Give all the lines below again, exactly, with no pictures.

=== DATA PROVIDED ===

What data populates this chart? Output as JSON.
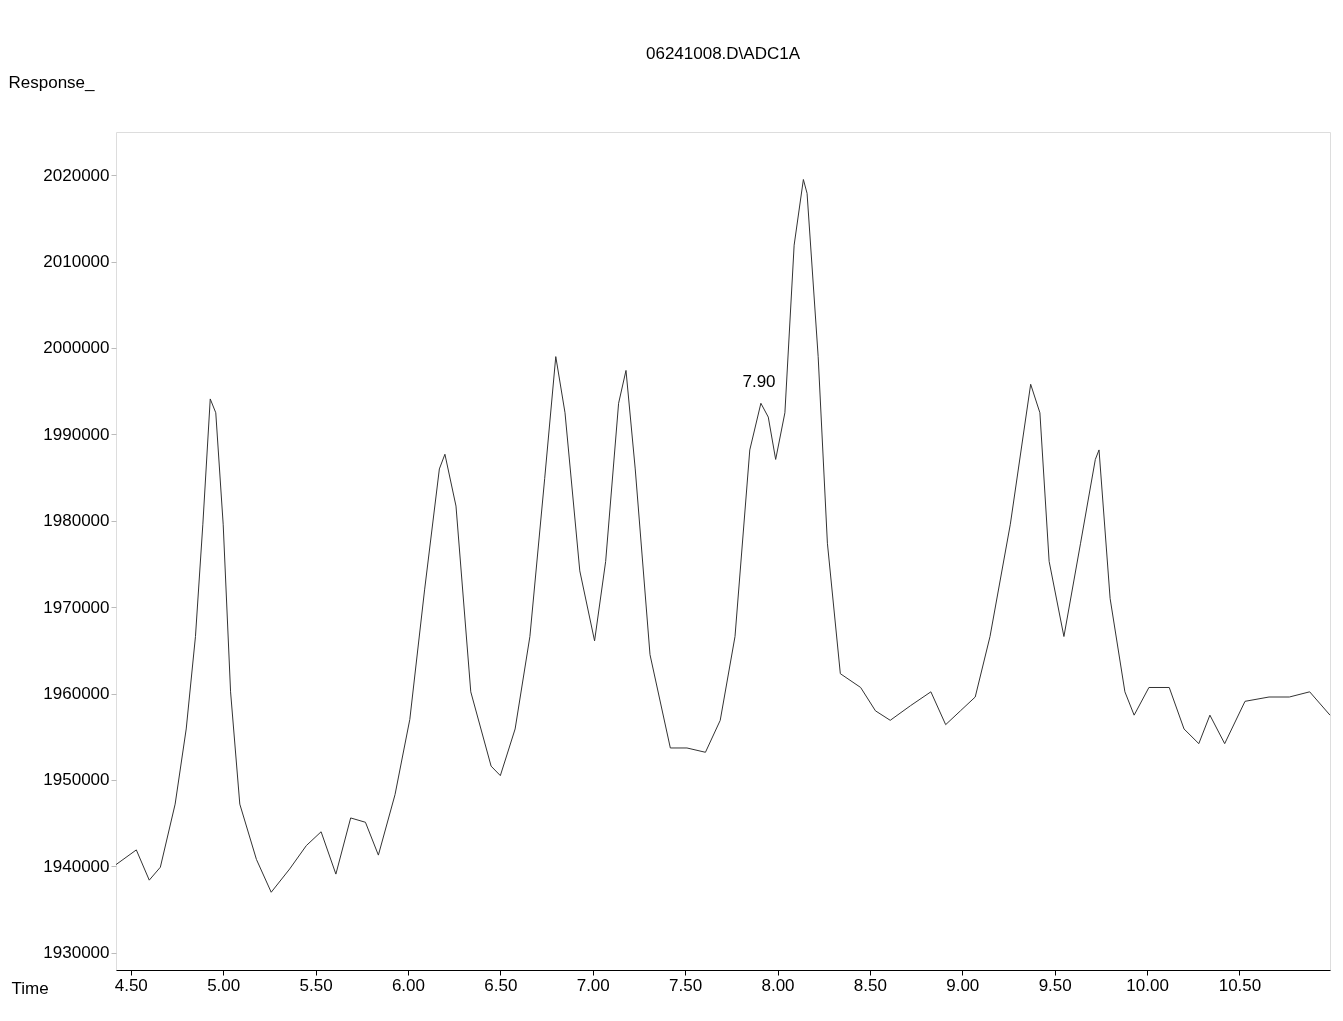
{
  "chart_data": {
    "type": "line",
    "title": "06241008.D\\ADC1A",
    "xlabel": "Time",
    "ylabel": "Response_",
    "xlim": [
      4.42,
      10.99
    ],
    "ylim": [
      1928000,
      2025000
    ],
    "xticks": [
      {
        "value": 4.5,
        "label": "4.50"
      },
      {
        "value": 5.0,
        "label": "5.00"
      },
      {
        "value": 5.5,
        "label": "5.50"
      },
      {
        "value": 6.0,
        "label": "6.00"
      },
      {
        "value": 6.5,
        "label": "6.50"
      },
      {
        "value": 7.0,
        "label": "7.00"
      },
      {
        "value": 7.5,
        "label": "7.50"
      },
      {
        "value": 8.0,
        "label": "8.00"
      },
      {
        "value": 8.5,
        "label": "8.50"
      },
      {
        "value": 9.0,
        "label": "9.00"
      },
      {
        "value": 9.5,
        "label": "9.50"
      },
      {
        "value": 10.0,
        "label": "10.00"
      },
      {
        "value": 10.5,
        "label": "10.50"
      }
    ],
    "yticks": [
      1930000,
      1940000,
      1950000,
      1960000,
      1970000,
      1980000,
      1990000,
      2000000,
      2010000,
      2020000
    ],
    "annotations": [
      {
        "text": "7.90",
        "x": 7.9,
        "y": 1994000
      }
    ],
    "series": [
      {
        "color": "#333333",
        "x": [
          4.42,
          4.53,
          4.6,
          4.66,
          4.74,
          4.8,
          4.85,
          4.89,
          4.93,
          4.96,
          5.0,
          5.04,
          5.09,
          5.18,
          5.26,
          5.36,
          5.45,
          5.53,
          5.61,
          5.69,
          5.77,
          5.84,
          5.93,
          6.01,
          6.09,
          6.17,
          6.2,
          6.26,
          6.34,
          6.45,
          6.5,
          6.58,
          6.66,
          6.74,
          6.8,
          6.85,
          6.93,
          7.01,
          7.07,
          7.14,
          7.18,
          7.23,
          7.31,
          7.42,
          7.51,
          7.61,
          7.69,
          7.77,
          7.85,
          7.91,
          7.95,
          7.99,
          8.04,
          8.09,
          8.14,
          8.16,
          8.22,
          8.27,
          8.34,
          8.45,
          8.53,
          8.61,
          8.72,
          8.83,
          8.91,
          8.99,
          9.07,
          9.15,
          9.26,
          9.37,
          9.42,
          9.47,
          9.55,
          9.64,
          9.72,
          9.74,
          9.8,
          9.88,
          9.93,
          10.01,
          10.12,
          10.2,
          10.28,
          10.34,
          10.42,
          10.53,
          10.66,
          10.77,
          10.88,
          10.99
        ],
        "values": [
          1940200,
          1941900,
          1938400,
          1939900,
          1947200,
          1955900,
          1966600,
          1979600,
          1994100,
          1992500,
          1979600,
          1960200,
          1947200,
          1940800,
          1937000,
          1939700,
          1942400,
          1944000,
          1939100,
          1945600,
          1945100,
          1941300,
          1948300,
          1957000,
          1972000,
          1986000,
          1987700,
          1981700,
          1960200,
          1951600,
          1950500,
          1955900,
          1966600,
          1984900,
          1999000,
          1992500,
          1974200,
          1966100,
          1975300,
          1993600,
          1997400,
          1986000,
          1964500,
          1953700,
          1953700,
          1953200,
          1956900,
          1966600,
          1988200,
          1993600,
          1992000,
          1987100,
          1992500,
          2011900,
          2019500,
          2017900,
          1999000,
          1977400,
          1962300,
          1960700,
          1958000,
          1956900,
          1958600,
          1960200,
          1956400,
          1958000,
          1959600,
          1966600,
          1979600,
          1995800,
          1992500,
          1975300,
          1966600,
          1977400,
          1987100,
          1988200,
          1971000,
          1960200,
          1957500,
          1960700,
          1960700,
          1955900,
          1954200,
          1957500,
          1954200,
          1959100,
          1959600,
          1959600,
          1960200,
          1957500
        ]
      }
    ]
  }
}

===

**ANSWER TO THE EXERCISE**:
What data populates this chart? Output as JSON.
{
  "chart_data": {
    "type": "line",
    "title": "06241008.D\\ADC1A",
    "xlabel": "Time",
    "ylabel": "Response_",
    "xlim": [
      4.42,
      10.99
    ],
    "ylim": [
      1928000,
      2025000
    ],
    "xticks": [
      {
        "value": 4.5,
        "label": "4.50"
      },
      {
        "value": 5.0,
        "label": "5.00"
      },
      {
        "value": 5.5,
        "label": "5.50"
      },
      {
        "value": 6.0,
        "label": "6.00"
      },
      {
        "value": 6.5,
        "label": "6.50"
      },
      {
        "value": 7.0,
        "label": "7.00"
      },
      {
        "value": 7.5,
        "label": "7.50"
      },
      {
        "value": 8.0,
        "label": "8.00"
      },
      {
        "value": 8.5,
        "label": "8.50"
      },
      {
        "value": 9.0,
        "label": "9.00"
      },
      {
        "value": 9.5,
        "label": "9.50"
      },
      {
        "value": 10.0,
        "label": "10.00"
      },
      {
        "value": 10.5,
        "label": "10.50"
      }
    ],
    "yticks": [
      1930000,
      1940000,
      1950000,
      1960000,
      1970000,
      1980000,
      1990000,
      2000000,
      2010000,
      2020000
    ],
    "annotations": [
      {
        "text": "7.90",
        "x": 7.9,
        "y": 1994000
      }
    ],
    "series": [
      {
        "color": "#333333",
        "x": [
          4.42,
          4.53,
          4.6,
          4.66,
          4.74,
          4.8,
          4.85,
          4.89,
          4.93,
          4.96,
          5.0,
          5.04,
          5.09,
          5.18,
          5.26,
          5.36,
          5.45,
          5.53,
          5.61,
          5.69,
          5.77,
          5.84,
          5.93,
          6.01,
          6.09,
          6.17,
          6.2,
          6.26,
          6.34,
          6.45,
          6.5,
          6.58,
          6.66,
          6.74,
          6.8,
          6.85,
          6.93,
          7.01,
          7.07,
          7.14,
          7.18,
          7.23,
          7.31,
          7.42,
          7.51,
          7.61,
          7.69,
          7.77,
          7.85,
          7.91,
          7.95,
          7.99,
          8.04,
          8.09,
          8.14,
          8.16,
          8.22,
          8.27,
          8.34,
          8.45,
          8.53,
          8.61,
          8.72,
          8.83,
          8.91,
          8.99,
          9.07,
          9.15,
          9.26,
          9.37,
          9.42,
          9.47,
          9.55,
          9.64,
          9.72,
          9.74,
          9.8,
          9.88,
          9.93,
          10.01,
          10.12,
          10.2,
          10.28,
          10.34,
          10.42,
          10.53,
          10.66,
          10.77,
          10.88,
          10.99
        ],
        "values": [
          1940200,
          1941900,
          1938400,
          1939900,
          1947200,
          1955900,
          1966600,
          1979600,
          1994100,
          1992500,
          1979600,
          1960200,
          1947200,
          1940800,
          1937000,
          1939700,
          1942400,
          1944000,
          1939100,
          1945600,
          1945100,
          1941300,
          1948300,
          1957000,
          1972000,
          1986000,
          1987700,
          1981700,
          1960200,
          1951600,
          1950500,
          1955900,
          1966600,
          1984900,
          1999000,
          1992500,
          1974200,
          1966100,
          1975300,
          1993600,
          1997400,
          1986000,
          1964500,
          1953700,
          1953700,
          1953200,
          1956900,
          1966600,
          1988200,
          1993600,
          1992000,
          1987100,
          1992500,
          2011900,
          2019500,
          2017900,
          1999000,
          1977400,
          1962300,
          1960700,
          1958000,
          1956900,
          1958600,
          1960200,
          1956400,
          1958000,
          1959600,
          1966600,
          1979600,
          1995800,
          1992500,
          1975300,
          1966600,
          1977400,
          1987100,
          1988200,
          1971000,
          1960200,
          1957500,
          1960700,
          1960700,
          1955900,
          1954200,
          1957500,
          1954200,
          1959100,
          1959600,
          1959600,
          1960200,
          1957500
        ]
      }
    ]
  }
}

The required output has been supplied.